**** PASSAGE ****

Also continue reading to him as much as you can, my son is very into non fiction and We have books about dinosaurs, animals, space etc and he can still learn but I'm reading to him mostly and asking him to do bits I think he could do


----------



## Eleanor ace

DD is in Reception, she's been getting books since the start of term (maybe a couple of weeks in, I can't quite remember) but some of the kids just started taking books home after Christmas, it depends on their readiness. My DD is a keen reader and is on Oxford Reading Tree blue books, my DS was on the books without words at this stage (he did not appreciate that!:dohh:). 
We don't get homework in Reception; my DS is in year 2 and hardly ever gets homework (only spellings and reading) and I am personally a big fan of that. Instead of dedicating time to homework (as we would have to do if any was set) we play games which help them with their literacy & numeracy skills, practise spelling words (DD gets some spellings from school as an enrichment thing but there is no pressure for her to really do them, she doesn't have spelling tests).


----------



## catty

I wouldnt worry too much. Lucas is the same age and doesnt start school until august. He literally hasnt had a single worksheet or anything so dont worry! Maybe continue doing bits at home. Btw he sounds so clever i cant even imagone lucas reading let alone sentances. Well done Rio!


----------



## kbwebb

as you might know from IG my DD has been having books since the end of nursery. shes currently on stage 4 books (aimed at 5-6 years from what google says) and even those i feel are too easy, shes been moved up two reading levels as it is this month and i feel like she needs moving up again but like you dont want to seem a pushy parent! she brings home two books to read for a week at a time. I just try to get her to read other books she has at home to challenge her


----------



## Bevziibubble

My DD has been having books since she started school. First they sent books with no words where she would have to make the story up by describing the pictures. Then a while later she got books made up of three letter words and then slowly moved up the different stages of books. She is required to read every evening as part of her homework. 
It sounds like you have a good plan in place and if he's happy with it then I wouldn't change it :)

****

*INSTRUCTIONS*.
- 1) In the thread on children's school reading books, which color of Oxford Reading Tree books is Eleanor ace's daughter on?
- 2) Please write what comes next in the thread on children's school reading books, following on from its final post.

**** ENTRIES SUPPLIED ****

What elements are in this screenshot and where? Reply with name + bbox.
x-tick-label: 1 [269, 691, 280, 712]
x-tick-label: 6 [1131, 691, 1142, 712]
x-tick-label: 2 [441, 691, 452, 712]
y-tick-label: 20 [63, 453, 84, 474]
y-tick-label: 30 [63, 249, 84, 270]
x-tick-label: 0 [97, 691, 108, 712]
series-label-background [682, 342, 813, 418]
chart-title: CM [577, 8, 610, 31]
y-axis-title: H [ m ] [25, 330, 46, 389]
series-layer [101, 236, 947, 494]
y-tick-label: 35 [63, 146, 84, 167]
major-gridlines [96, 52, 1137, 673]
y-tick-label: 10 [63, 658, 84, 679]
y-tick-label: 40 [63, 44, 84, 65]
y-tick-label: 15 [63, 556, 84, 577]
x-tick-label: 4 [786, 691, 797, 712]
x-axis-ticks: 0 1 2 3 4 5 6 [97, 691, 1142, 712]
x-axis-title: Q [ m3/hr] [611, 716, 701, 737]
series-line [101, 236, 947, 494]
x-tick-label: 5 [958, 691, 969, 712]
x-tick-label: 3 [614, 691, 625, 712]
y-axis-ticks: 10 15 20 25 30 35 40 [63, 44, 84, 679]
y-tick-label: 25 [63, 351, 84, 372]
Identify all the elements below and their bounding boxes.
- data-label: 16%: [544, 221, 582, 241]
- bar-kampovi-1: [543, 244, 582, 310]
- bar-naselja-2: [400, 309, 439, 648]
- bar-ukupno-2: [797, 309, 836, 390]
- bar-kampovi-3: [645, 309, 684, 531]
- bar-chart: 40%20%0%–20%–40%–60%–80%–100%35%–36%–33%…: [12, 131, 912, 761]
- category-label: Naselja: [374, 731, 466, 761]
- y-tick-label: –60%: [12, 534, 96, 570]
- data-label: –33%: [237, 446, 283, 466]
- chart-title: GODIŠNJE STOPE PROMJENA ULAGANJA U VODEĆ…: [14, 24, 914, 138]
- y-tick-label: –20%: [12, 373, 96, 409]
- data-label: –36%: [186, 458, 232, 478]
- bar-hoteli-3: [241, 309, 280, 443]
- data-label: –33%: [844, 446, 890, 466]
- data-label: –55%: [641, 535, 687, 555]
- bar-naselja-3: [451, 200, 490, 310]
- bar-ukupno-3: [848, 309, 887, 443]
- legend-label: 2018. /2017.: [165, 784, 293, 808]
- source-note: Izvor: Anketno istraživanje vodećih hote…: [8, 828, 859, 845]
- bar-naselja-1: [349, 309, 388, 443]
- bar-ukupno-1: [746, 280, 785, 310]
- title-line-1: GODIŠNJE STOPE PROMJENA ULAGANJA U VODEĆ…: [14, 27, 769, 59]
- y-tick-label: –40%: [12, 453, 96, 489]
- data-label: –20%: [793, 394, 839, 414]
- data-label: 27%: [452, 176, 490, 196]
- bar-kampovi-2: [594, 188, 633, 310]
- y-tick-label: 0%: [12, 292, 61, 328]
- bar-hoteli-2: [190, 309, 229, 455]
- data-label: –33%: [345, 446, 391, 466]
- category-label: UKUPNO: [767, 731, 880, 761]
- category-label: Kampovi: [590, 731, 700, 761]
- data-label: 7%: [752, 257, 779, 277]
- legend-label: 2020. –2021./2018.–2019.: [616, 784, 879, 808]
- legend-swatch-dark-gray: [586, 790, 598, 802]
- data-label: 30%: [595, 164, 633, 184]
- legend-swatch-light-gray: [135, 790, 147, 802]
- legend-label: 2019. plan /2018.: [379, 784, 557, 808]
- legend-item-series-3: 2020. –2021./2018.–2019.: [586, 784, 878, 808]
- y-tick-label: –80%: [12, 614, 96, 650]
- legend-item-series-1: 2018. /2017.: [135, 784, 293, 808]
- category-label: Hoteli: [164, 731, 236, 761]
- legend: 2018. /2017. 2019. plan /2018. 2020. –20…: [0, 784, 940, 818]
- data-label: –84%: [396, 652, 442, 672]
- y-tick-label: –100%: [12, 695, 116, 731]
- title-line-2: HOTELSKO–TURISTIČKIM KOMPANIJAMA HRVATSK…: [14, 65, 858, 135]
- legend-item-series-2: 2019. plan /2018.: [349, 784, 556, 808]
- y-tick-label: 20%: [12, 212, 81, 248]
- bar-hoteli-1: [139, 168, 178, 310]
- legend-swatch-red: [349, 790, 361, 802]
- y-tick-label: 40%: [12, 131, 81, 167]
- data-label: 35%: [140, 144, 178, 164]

****

*EXPECTED RESPONSES*.
- 1) Blue.

- 2)
----------



## MindUtopia

Yes, we've been sent home books since the first week of school. Though admittedly the first ones were just the picture books they use to tell stories with. Then I would say since after the half term, she has been expected to read at least 3 books a week with simple sentences, plus all the usual phonics homework. I think you can ask about what the plans are for the year and if there are books they would recommend you read with him at home, but honestly I wouldn't stress about it. I think in our school there is way too much pressure to bring up standards. The kids are doing things at the start of reception now that they wouldn't have done until part of the way through year 1 a couple years ago. It's silly. And there's no advantage to pushing them in reading and numeracy at this age. I'd much rather be spending my afternoons outside playing and exploring than doing this stuff as I don't think the time it takes away from other things really is outweighed by the benefits to be honest.


----------



## Flossie27

Mine doesn't. She only gets letter practice homework, and to be honest, I don't think they should have homework at this age. They are in school full time, they need some time to just play and unwind. Also I hate homework because it really eats into my time with her, I work full time so I don't appreciate spending lots of time making her do it and running around after materials they need to bring in.


----------



## biglebowski

My lo has been bringing home a reading book for a couple of months now. He just started school last August and initially he got letter writing worksheets 3 times a week, with an emphasis on phonics, plus 1 maths task a week. Im really not all that keen, and think the volume is too high for a lo whos just turned 5. His interest is pretty variable, although his learning has been quite astounding since he started. He started with little interest in reading himself, and is now in a small group at school who is "more advanced at phonics" (teachers words). I find after a long day at school he sometimes seems to be so over sitting at a table writing more letters, or concentrating on reading a book because we have to. A bit like the previous poster, I grudge the time we have to do it. I work and its always a mad dash to come in and fit in after school clubs, making dinner, bathtimes...plus just plain old family time. I miss seeing him since hes started school and selfishly want to have as much fun with him as possible while he still thinks Im the bees knees.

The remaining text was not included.